▸ SHORT EXERCISE
All of the data below must be repeated exactly.

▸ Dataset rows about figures
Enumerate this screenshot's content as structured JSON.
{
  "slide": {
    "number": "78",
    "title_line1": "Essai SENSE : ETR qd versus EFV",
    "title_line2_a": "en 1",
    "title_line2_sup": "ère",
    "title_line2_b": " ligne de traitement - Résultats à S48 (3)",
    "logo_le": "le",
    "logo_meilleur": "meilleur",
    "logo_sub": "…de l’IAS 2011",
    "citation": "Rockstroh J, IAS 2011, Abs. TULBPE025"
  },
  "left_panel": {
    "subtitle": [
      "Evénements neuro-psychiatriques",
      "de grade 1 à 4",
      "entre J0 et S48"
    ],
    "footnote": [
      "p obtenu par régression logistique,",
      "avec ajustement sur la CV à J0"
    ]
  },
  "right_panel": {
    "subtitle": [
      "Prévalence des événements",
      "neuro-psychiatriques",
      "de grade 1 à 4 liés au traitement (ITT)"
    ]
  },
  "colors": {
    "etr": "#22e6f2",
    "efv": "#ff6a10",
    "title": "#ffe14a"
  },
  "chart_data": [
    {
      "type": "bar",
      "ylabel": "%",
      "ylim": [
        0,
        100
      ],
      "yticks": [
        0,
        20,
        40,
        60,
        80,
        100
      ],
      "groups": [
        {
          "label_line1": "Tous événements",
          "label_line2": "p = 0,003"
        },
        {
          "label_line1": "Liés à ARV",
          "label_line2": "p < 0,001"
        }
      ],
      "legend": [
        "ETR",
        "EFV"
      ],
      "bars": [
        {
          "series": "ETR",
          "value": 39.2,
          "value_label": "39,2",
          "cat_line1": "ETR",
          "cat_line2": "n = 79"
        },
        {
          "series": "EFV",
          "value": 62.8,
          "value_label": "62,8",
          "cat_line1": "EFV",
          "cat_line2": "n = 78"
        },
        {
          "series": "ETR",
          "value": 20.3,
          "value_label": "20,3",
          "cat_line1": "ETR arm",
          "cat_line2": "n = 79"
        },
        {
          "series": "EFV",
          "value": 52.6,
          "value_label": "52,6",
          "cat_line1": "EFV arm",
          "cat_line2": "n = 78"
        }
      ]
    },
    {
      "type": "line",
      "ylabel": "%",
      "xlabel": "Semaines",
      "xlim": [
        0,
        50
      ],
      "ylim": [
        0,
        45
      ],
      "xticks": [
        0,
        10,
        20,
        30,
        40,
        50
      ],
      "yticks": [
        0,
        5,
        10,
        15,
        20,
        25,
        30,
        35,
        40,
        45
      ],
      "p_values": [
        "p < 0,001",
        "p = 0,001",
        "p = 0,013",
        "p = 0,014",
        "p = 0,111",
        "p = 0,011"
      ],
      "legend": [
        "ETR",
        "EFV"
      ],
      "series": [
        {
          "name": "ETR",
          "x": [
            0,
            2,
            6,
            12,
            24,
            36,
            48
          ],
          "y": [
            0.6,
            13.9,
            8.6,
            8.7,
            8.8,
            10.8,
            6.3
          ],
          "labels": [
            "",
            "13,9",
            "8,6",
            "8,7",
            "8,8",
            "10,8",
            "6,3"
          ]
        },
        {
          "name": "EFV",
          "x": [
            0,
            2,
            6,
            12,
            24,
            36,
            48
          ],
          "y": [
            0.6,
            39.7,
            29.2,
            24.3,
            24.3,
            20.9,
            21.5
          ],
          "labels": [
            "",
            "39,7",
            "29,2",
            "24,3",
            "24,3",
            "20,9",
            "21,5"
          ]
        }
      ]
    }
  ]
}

▸ COMPLETE ANSWER
Enumerate this screenshot's content as structured JSON.
{
  "slide": {
    "number": "78",
    "title_line1": "Essai SENSE : ETR qd versus EFV",
    "title_line2_a": "en 1",
    "title_line2_sup": "ère",
    "title_line2_b": " ligne de traitement - Résultats à S48 (3)",
    "logo_le": "le",
    "logo_meilleur": "meilleur",
    "logo_sub": "…de l’IAS 2011",
    "citation": "Rockstroh J, IAS 2011, Abs. TULBPE025"
  },
  "left_panel": {
    "subtitle": [
      "Evénements neuro-psychiatriques",
      "de grade 1 à 4",
      "entre J0 et S48"
    ],
    "footnote": [
      "p obtenu par régression logistique,",
      "avec ajustement sur la CV à J0"
    ]
  },
  "right_panel": {
    "subtitle": [
      "Prévalence des événements",
      "neuro-psychiatriques",
      "de grade 1 à 4 liés au traitement (ITT)"
    ]
  },
  "colors": {
    "etr": "#22e6f2",
    "efv": "#ff6a10",
    "title": "#ffe14a"
  },
  "chart_data": [
    {
      "type": "bar",
      "ylabel": "%",
      "ylim": [
        0,
        100
      ],
      "yticks": [
        0,
        20,
        40,
        60,
        80,
        100
      ],
      "groups": [
        {
          "label_line1": "Tous événements",
          "label_line2": "p = 0,003"
        },
        {
          "label_line1": "Liés à ARV",
          "label_line2": "p < 0,001"
        }
      ],
      "legend": [
        "ETR",
        "EFV"
      ],
      "bars": [
        {
          "series": "ETR",
          "value": 39.2,
          "value_label": "39,2",
          "cat_line1": "ETR",
          "cat_line2": "n = 79"
        },
        {
          "series": "EFV",
          "value": 62.8,
          "value_label": "62,8",
          "cat_line1": "EFV",
          "cat_line2": "n = 78"
        },
        {
          "series": "ETR",
          "value": 20.3,
          "value_label": "20,3",
          "cat_line1": "ETR arm",
          "cat_line2": "n = 79"
        },
        {
          "series": "EFV",
          "value": 52.6,
          "value_label": "52,6",
          "cat_line1": "EFV arm",
          "cat_line2": "n = 78"
        }
      ]
    },
    {
      "type": "line",
      "ylabel": "%",
      "xlabel": "Semaines",
      "xlim": [
        0,
        50
      ],
      "ylim": [
        0,
        45
      ],
      "xticks": [
        0,
        10,
        20,
        30,
        40,
        50
      ],
      "yticks": [
        0,
        5,
        10,
        15,
        20,
        25,
        30,
        35,
        40,
        45
      ],
      "p_values": [
        "p < 0,001",
        "p = 0,001",
        "p = 0,013",
        "p = 0,014",
        "p = 0,111",
        "p = 0,011"
      ],
      "legend": [
        "ETR",
        "EFV"
      ],
      "series": [
        {
          "name": "ETR",
          "x": [
            0,
            2,
            6,
            12,
            24,
            36,
            48
          ],
          "y": [
            0.6,
            13.9,
            8.6,
            8.7,
            8.8,
            10.8,
            6.3
          ],
          "labels": [
            "",
            "13,9",
            "8,6",
            "8,7",
            "8,8",
            "10,8",
            "6,3"
          ]
        },
        {
          "name": "EFV",
          "x": [
            0,
            2,
            6,
            12,
            24,
            36,
            48
          ],
          "y": [
            0.6,
            39.7,
            29.2,
            24.3,
            24.3,
            20.9,
            21.5
          ],
          "labels": [
            "",
            "39,7",
            "29,2",
            "24,3",
            "24,3",
            "20,9",
            "21,5"
          ]
        }
      ]
    }
  ]
}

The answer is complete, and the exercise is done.